WORK TO BE COMPLETED: Assemble all lines in which the string "center" appears.

SUPPLIED RECORDS:
----------------
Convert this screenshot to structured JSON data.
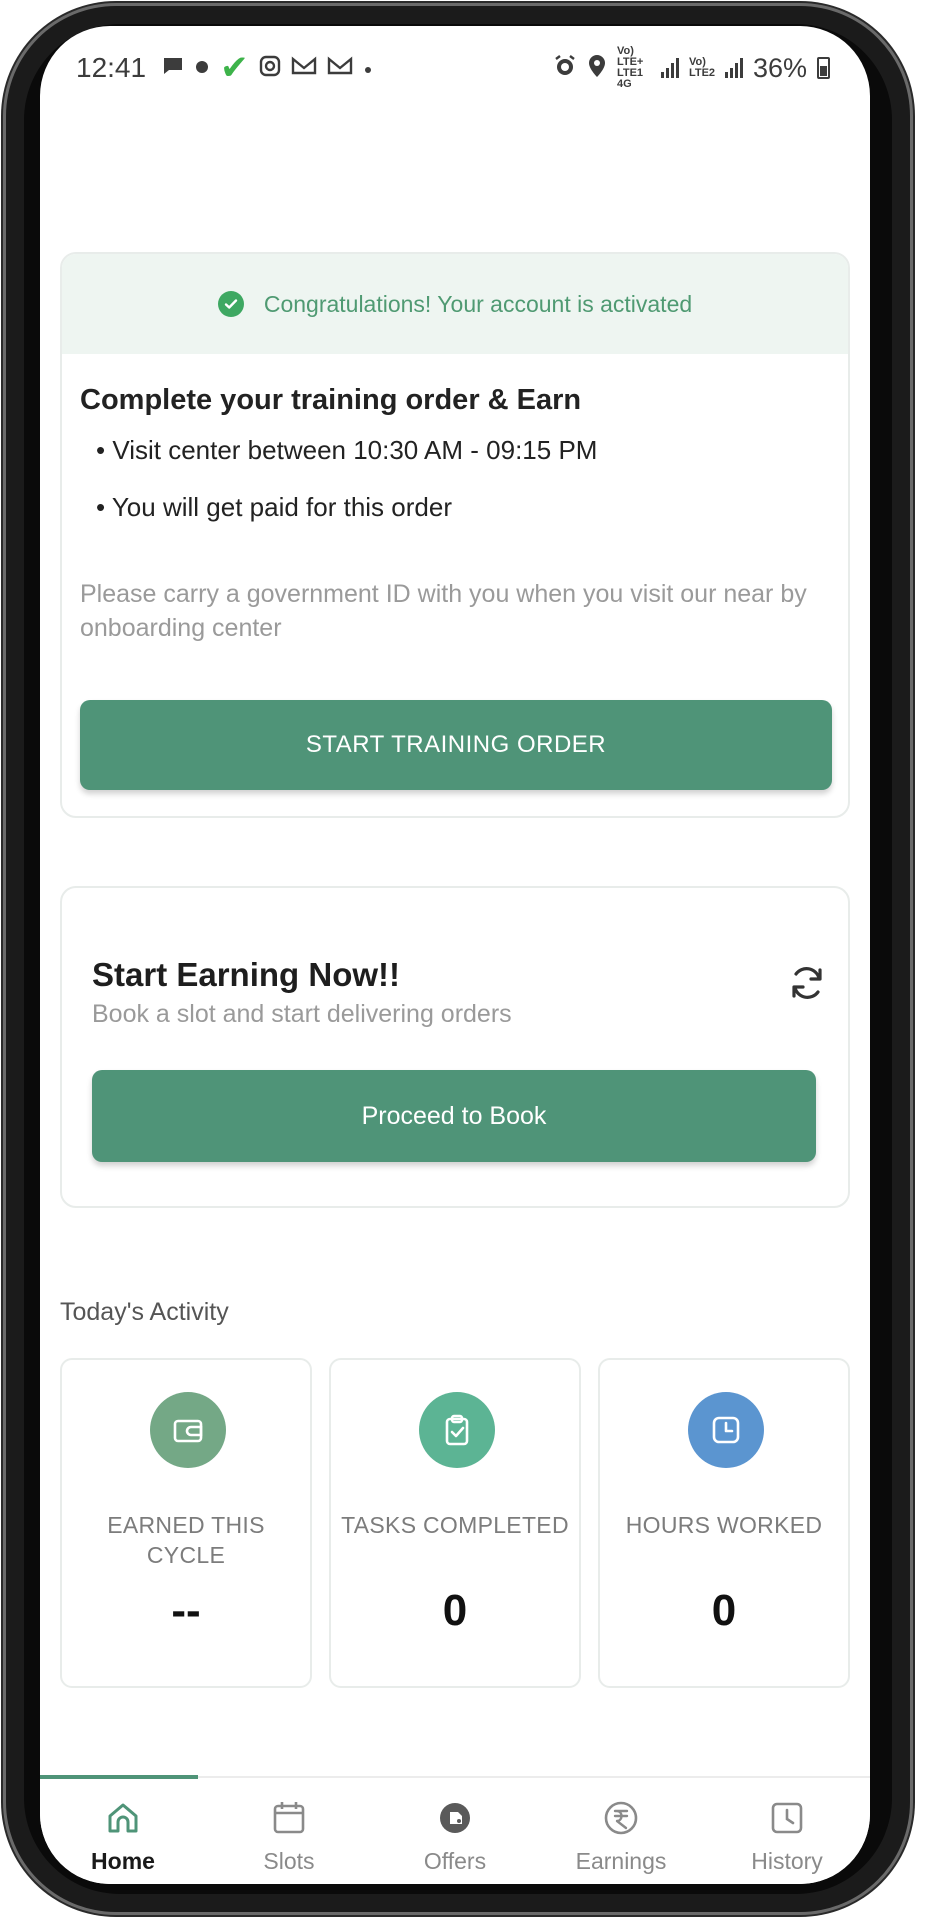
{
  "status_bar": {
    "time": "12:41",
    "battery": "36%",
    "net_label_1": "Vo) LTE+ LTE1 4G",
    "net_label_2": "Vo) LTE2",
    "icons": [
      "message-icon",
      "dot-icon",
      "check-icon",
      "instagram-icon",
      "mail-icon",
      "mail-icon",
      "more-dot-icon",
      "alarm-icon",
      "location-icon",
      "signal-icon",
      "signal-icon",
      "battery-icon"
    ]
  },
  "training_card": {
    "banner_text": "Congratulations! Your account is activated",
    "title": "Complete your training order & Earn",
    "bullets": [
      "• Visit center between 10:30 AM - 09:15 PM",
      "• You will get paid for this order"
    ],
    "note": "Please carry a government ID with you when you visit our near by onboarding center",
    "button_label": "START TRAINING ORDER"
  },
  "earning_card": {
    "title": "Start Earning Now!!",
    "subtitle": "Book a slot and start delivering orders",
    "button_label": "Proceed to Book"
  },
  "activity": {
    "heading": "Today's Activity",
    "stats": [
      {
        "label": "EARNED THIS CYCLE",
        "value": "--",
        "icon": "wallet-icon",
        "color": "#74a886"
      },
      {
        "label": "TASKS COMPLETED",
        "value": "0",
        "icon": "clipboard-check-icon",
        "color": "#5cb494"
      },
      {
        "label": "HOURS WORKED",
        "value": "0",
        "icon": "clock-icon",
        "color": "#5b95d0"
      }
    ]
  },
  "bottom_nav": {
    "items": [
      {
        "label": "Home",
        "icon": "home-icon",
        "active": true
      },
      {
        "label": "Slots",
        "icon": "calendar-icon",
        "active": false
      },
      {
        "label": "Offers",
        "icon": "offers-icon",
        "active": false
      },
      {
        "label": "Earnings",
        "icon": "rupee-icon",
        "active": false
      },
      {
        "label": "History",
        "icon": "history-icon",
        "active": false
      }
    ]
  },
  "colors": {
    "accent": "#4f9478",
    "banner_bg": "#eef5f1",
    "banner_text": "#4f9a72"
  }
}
----------------
FINISHED TASK:
      "• Visit center between 10:30 AM - 09:15 PM",
    "note": "Please carry a government ID with you when you visit our near by onboarding center",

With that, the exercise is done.